▶ Lines of data:
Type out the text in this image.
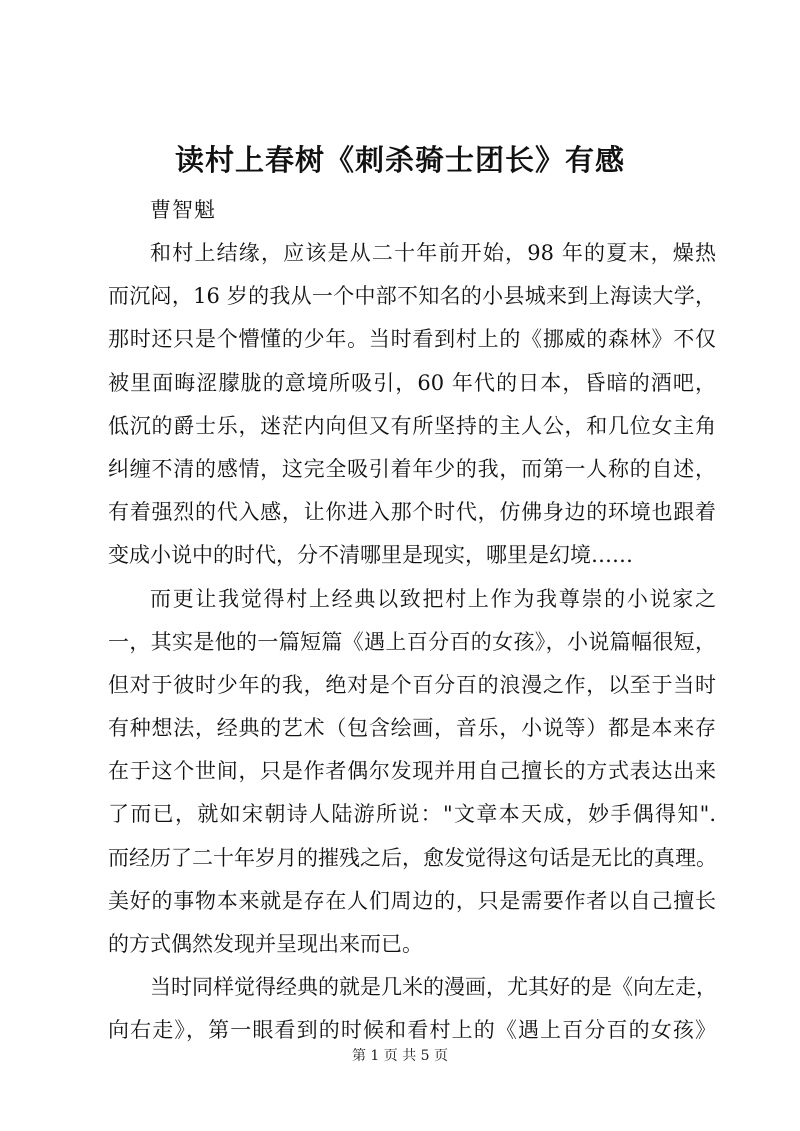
读村上春树《刺杀骑士团长》有感
曹智魁
和村上结缘，应该是从二十年前开始，98 年的夏末，燥热
而沉闷，16 岁的我从一个中部不知名的小县城来到上海读大学，
那时还只是个懵懂的少年。当时看到村上的《挪威的森林》不仅
被里面晦涩朦胧的意境所吸引，60 年代的日本，昏暗的酒吧，
低沉的爵士乐，迷茫内向但又有所坚持的主人公，和几位女主角
纠缠不清的感情，这完全吸引着年少的我，而第一人称的自述，
有着强烈的代入感，让你进入那个时代，仿佛身边的环境也跟着
变成小说中的时代，分不清哪里是现实，哪里是幻境……
而更让我觉得村上经典以致把村上作为我尊崇的小说家之
一，其实是他的一篇短篇《遇上百分百的女孩》，小说篇幅很短，
但对于彼时少年的我，绝对是个百分百的浪漫之作，以至于当时
有种想法，经典的艺术（包含绘画，音乐，小说等）都是本来存
在于这个世间，只是作者偶尔发现并用自己擅长的方式表达出来
了而已，就如宋朝诗人陆游所说："文章本天成，妙手偶得知".
而经历了二十年岁月的摧残之后，愈发觉得这句话是无比的真理。
美好的事物本来就是存在人们周边的，只是需要作者以自己擅长
的方式偶然发现并呈现出来而已。
当时同样觉得经典的就是几米的漫画，尤其好的是《向左走，
向右走》，第一眼看到的时候和看村上的《遇上百分百的女孩》
第 1 页 共 5 页
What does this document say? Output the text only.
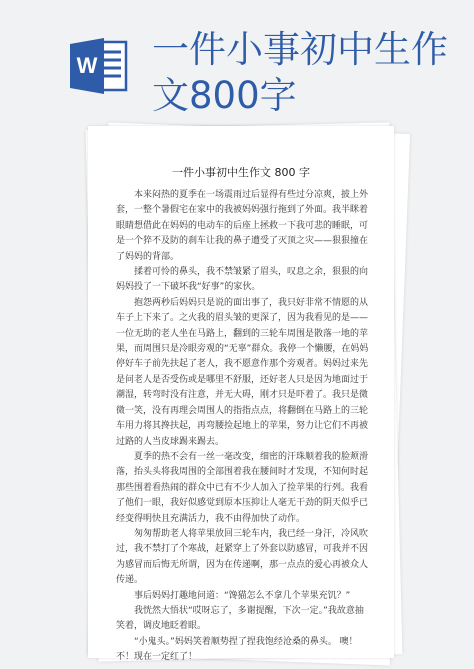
W 一件小事初中生作
文800字
一件小事初中生作文 800 字

本来闷热的夏季在一场震雨过后显得有些过分凉爽，披上外套，一整个暑假宅在家中的我被妈妈强行拖到了外面。我半眯着眼睛想借此在妈妈的电动车的后座上拯救一下我可悲的睡眠，可是一个猝不及防的刹车让我的鼻子遭受了灭顶之灾——狠狠撞在了妈妈的背部。

揉着可怜的鼻头，我不禁皱紧了眉头，叹息之余，狠狠的向妈妈投了一下破坏我“好事”的家伙。

抱怨两秒后妈妈只是说的面出事了，我只好非常不情愿的从车子上下来了。之火我的眉头皱的更深了，因为我看见的是——一位无助的老人坐在马路上，翻到的三轮车周围是散落一地的苹果，而周围只是冷眼旁观的“无辜”群众。我停一个懒腰，在妈妈停好车子前先扶起了老人，我不愿意作那个旁观者。妈妈过来先是问老人是否受伤或是哪里不舒服，还好老人只是因为地面过于潮湿，转弯时没有注意，并无大碍，刚才只是吓着了。我只是微微一笑，没有再理会周围人的指指点点，将翻倒在马路上的三轮车用力将其搀扶起，再弯腰捡起地上的苹果，努力让它们不再被过路的人当皮球踢来踢去。

夏季的热不会有一丝一毫改变，细密的汗珠顺着我的脸颊滑落，抬头头将我周围的全部围着我在腰间时才发现，不知何时起那些围着看热闹的群众中已有不少人加入了捡苹果的行列。我看了他们一眼，我好似感觉到原本压抑让人毫无干劲的阴天似乎已经变得明快且充满活力，我不由得加快了动作。

匆匆帮助老人将苹果放回三轮车内，我已经一身汗，冷风吹过，我不禁打了个寒战，赶紧穿上了外套以防感冒，可我并不因为感冒而后悔无所谓，因为在传递啊，那一点点的爱心再被众人传递。

事后妈妈打趣地问道：“馋猫怎么不拿几个苹果充饥？”

我恍然大悟状“哎呀忘了，多谢提醒，下次一定。”我故意抽笑着，调皮地眨着眼。

“小鬼头。”妈妈笑着顺势捏了捏我饱经沧桑的鼻头。 噢！ 不！现在一定红了！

▶ Problem description: None of the pictures should appear; repeat the records exactly otherwise.

▶ Answer to this problem:
Type out the text in this image.
读村上春树《刺杀骑士团长》有感
曹智魁
和村上结缘，应该是从二十年前开始，98 年的夏末，燥热
而沉闷，16 岁的我从一个中部不知名的小县城来到上海读大学，
那时还只是个懵懂的少年。当时看到村上的《挪威的森林》不仅
被里面晦涩朦胧的意境所吸引，60 年代的日本，昏暗的酒吧，
低沉的爵士乐，迷茫内向但又有所坚持的主人公，和几位女主角
纠缠不清的感情，这完全吸引着年少的我，而第一人称的自述，
有着强烈的代入感，让你进入那个时代，仿佛身边的环境也跟着
变成小说中的时代，分不清哪里是现实，哪里是幻境……
而更让我觉得村上经典以致把村上作为我尊崇的小说家之
一，其实是他的一篇短篇《遇上百分百的女孩》，小说篇幅很短，
但对于彼时少年的我，绝对是个百分百的浪漫之作，以至于当时
有种想法，经典的艺术（包含绘画，音乐，小说等）都是本来存
在于这个世间，只是作者偶尔发现并用自己擅长的方式表达出来
了而已，就如宋朝诗人陆游所说："文章本天成，妙手偶得知".
而经历了二十年岁月的摧残之后，愈发觉得这句话是无比的真理。
美好的事物本来就是存在人们周边的，只是需要作者以自己擅长
的方式偶然发现并呈现出来而已。
当时同样觉得经典的就是几米的漫画，尤其好的是《向左走，
向右走》，第一眼看到的时候和看村上的《遇上百分百的女孩》
第 1 页 共 5 页
What does this document say? Output the text only.
W 一件小事初中生作
文800字
一件小事初中生作文 800 字

本来闷热的夏季在一场震雨过后显得有些过分凉爽，披上外套，一整个暑假宅在家中的我被妈妈强行拖到了外面。我半眯着眼睛想借此在妈妈的电动车的后座上拯救一下我可悲的睡眠，可是一个猝不及防的刹车让我的鼻子遭受了灭顶之灾——狠狠撞在了妈妈的背部。

揉着可怜的鼻头，我不禁皱紧了眉头，叹息之余，狠狠的向妈妈投了一下破坏我“好事”的家伙。

抱怨两秒后妈妈只是说的面出事了，我只好非常不情愿的从车子上下来了。之火我的眉头皱的更深了，因为我看见的是——一位无助的老人坐在马路上，翻到的三轮车周围是散落一地的苹果，而周围只是冷眼旁观的“无辜”群众。我停一个懒腰，在妈妈停好车子前先扶起了老人，我不愿意作那个旁观者。妈妈过来先是问老人是否受伤或是哪里不舒服，还好老人只是因为地面过于潮湿，转弯时没有注意，并无大碍，刚才只是吓着了。我只是微微一笑，没有再理会周围人的指指点点，将翻倒在马路上的三轮车用力将其搀扶起，再弯腰捡起地上的苹果，努力让它们不再被过路的人当皮球踢来踢去。

夏季的热不会有一丝一毫改变，细密的汗珠顺着我的脸颊滑落，抬头头将我周围的全部围着我在腰间时才发现，不知何时起那些围着看热闹的群众中已有不少人加入了捡苹果的行列。我看了他们一眼，我好似感觉到原本压抑让人毫无干劲的阴天似乎已经变得明快且充满活力，我不由得加快了动作。

匆匆帮助老人将苹果放回三轮车内，我已经一身汗，冷风吹过，我不禁打了个寒战，赶紧穿上了外套以防感冒，可我并不因为感冒而后悔无所谓，因为在传递啊，那一点点的爱心再被众人传递。

事后妈妈打趣地问道：“馋猫怎么不拿几个苹果充饥？”

我恍然大悟状“哎呀忘了，多谢提醒，下次一定。”我故意抽笑着，调皮地眨着眼。

“小鬼头。”妈妈笑着顺势捏了捏我饱经沧桑的鼻头。 噢！ 不！现在一定红了！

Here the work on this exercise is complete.